(THE REQUEST) Gather the lines that hold the string "need".

(EXTRACTED INFORMATION)
━━━━━━━━━━━━━━━━━━━━

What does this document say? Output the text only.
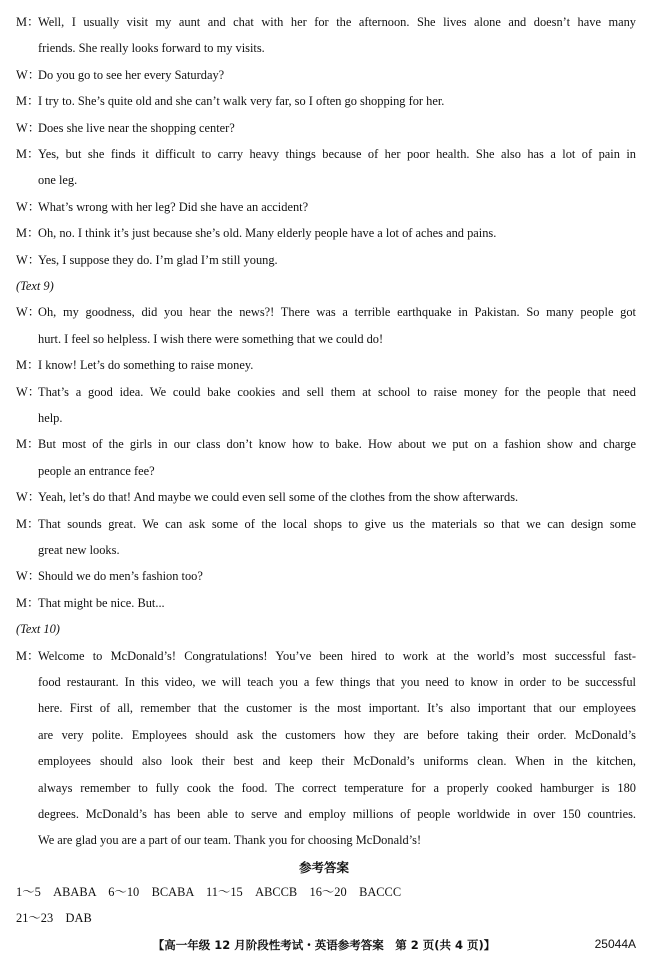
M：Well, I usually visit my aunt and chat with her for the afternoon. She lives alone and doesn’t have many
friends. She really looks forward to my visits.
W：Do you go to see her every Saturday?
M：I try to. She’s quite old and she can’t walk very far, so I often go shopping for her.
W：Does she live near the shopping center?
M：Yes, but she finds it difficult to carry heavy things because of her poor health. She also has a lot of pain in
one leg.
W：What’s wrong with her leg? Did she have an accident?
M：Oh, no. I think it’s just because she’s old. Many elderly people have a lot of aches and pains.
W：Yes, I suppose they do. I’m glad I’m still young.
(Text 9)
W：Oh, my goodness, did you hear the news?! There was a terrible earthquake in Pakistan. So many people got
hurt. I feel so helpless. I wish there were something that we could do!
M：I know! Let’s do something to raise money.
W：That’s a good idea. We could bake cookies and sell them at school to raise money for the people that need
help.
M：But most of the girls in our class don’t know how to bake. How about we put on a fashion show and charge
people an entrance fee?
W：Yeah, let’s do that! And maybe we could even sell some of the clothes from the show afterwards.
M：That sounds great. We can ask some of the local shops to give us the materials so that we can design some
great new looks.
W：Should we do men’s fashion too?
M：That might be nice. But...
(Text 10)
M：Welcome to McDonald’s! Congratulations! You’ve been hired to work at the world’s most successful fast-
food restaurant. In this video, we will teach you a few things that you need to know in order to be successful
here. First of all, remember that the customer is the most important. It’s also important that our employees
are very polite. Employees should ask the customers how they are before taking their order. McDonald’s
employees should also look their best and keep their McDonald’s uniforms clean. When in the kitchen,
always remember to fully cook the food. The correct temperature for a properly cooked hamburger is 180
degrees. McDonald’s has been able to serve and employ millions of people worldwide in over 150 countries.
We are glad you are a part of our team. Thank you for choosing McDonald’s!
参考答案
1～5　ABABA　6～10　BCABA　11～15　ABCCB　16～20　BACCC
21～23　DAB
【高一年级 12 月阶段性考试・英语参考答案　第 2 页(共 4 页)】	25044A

━━━━━━━━━━━━━━━━━━━━

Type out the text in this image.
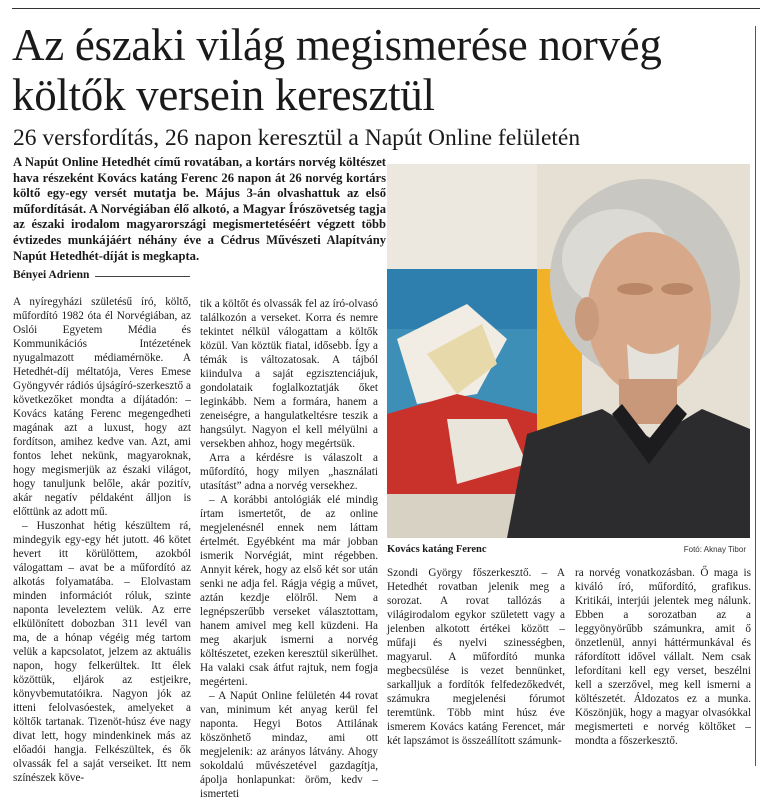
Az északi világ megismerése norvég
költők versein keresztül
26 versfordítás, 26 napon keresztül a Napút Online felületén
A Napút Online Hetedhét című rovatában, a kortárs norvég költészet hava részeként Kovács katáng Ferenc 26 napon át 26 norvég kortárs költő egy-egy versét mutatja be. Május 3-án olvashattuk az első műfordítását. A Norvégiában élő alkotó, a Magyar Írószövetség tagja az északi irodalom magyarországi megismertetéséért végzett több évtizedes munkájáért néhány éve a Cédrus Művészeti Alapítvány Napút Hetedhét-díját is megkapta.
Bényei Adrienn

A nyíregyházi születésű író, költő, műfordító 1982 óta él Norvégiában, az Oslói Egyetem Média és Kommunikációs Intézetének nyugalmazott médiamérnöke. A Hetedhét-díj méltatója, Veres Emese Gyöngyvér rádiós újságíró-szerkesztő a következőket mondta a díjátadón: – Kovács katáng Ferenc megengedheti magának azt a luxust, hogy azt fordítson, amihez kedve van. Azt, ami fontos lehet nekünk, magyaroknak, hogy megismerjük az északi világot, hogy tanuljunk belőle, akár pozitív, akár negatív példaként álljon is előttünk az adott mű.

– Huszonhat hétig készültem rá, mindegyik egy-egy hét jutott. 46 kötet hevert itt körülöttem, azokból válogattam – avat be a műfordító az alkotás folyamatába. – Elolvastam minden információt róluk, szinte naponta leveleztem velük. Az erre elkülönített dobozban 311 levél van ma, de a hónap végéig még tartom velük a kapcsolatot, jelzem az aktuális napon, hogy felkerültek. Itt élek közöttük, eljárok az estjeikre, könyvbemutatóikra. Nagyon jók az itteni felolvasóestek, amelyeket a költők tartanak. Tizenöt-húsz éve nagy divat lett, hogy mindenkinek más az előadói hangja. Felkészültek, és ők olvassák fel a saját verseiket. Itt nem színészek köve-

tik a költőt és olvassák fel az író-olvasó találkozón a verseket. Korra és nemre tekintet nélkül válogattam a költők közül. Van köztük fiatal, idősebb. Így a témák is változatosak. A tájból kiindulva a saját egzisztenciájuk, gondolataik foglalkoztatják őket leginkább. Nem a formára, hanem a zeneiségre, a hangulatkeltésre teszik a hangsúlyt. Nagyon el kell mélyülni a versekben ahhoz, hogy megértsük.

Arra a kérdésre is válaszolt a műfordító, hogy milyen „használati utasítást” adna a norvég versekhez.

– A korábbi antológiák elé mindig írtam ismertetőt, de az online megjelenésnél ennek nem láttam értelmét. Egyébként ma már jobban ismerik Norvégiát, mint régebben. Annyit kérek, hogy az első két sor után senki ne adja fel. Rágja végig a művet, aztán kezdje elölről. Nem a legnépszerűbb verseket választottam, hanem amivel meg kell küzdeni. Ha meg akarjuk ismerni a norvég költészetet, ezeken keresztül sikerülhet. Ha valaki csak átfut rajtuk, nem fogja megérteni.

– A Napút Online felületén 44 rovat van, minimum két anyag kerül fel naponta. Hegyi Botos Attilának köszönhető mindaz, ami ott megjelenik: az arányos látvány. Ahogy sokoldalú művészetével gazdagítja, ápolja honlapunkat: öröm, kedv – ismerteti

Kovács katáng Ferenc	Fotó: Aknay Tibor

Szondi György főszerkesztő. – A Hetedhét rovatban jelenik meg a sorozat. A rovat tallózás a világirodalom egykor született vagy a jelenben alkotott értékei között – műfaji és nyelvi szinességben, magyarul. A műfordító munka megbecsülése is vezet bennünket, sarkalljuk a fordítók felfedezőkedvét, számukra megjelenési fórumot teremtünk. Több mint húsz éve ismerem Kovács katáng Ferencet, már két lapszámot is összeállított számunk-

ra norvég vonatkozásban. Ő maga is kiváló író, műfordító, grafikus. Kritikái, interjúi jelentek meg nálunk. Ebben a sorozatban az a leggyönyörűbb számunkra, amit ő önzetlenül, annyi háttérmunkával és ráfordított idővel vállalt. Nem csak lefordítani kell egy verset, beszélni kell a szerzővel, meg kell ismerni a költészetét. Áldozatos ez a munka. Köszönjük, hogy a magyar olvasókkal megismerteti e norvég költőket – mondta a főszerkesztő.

━━━━━━━━━━━━━━━━━━━━

(RESPONSE TO THE EXERCISE)
W：That’s a good idea. We could bake cookies and sell them at school to raise money for the people that need
food restaurant. In this video, we will teach you a few things that you need to know in order to be successful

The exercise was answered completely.